TO BE DONE
Output the material exactly, but drop every image it holds.

EXERCISE INPUT
--- start ---
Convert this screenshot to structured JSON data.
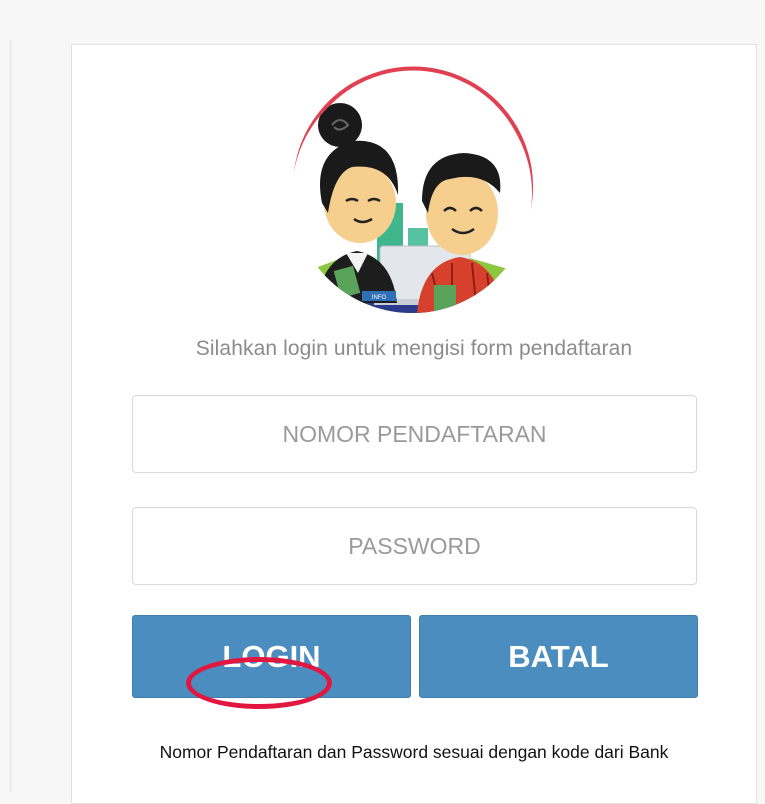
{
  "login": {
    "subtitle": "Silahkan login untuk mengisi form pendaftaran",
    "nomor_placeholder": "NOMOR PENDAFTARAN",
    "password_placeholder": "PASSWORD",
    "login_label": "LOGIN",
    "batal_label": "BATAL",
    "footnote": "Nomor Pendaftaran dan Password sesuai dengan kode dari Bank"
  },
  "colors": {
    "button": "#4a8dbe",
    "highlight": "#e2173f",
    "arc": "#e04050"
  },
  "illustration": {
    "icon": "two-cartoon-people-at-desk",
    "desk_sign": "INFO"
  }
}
--- end ---
EXERCISE SOLUTION
Convert this screenshot to structured JSON data.
{
  "login": {
    "subtitle": "Silahkan login untuk mengisi form pendaftaran",
    "nomor_placeholder": "NOMOR PENDAFTARAN",
    "password_placeholder": "PASSWORD",
    "login_label": "LOGIN",
    "batal_label": "BATAL",
    "footnote": "Nomor Pendaftaran dan Password sesuai dengan kode dari Bank"
  },
  "colors": {
    "button": "#4a8dbe",
    "highlight": "#e2173f",
    "arc": "#e04050"
  },
  "illustration": {
    "icon": "two-cartoon-people-at-desk",
    "desk_sign": "INFO"
  }
}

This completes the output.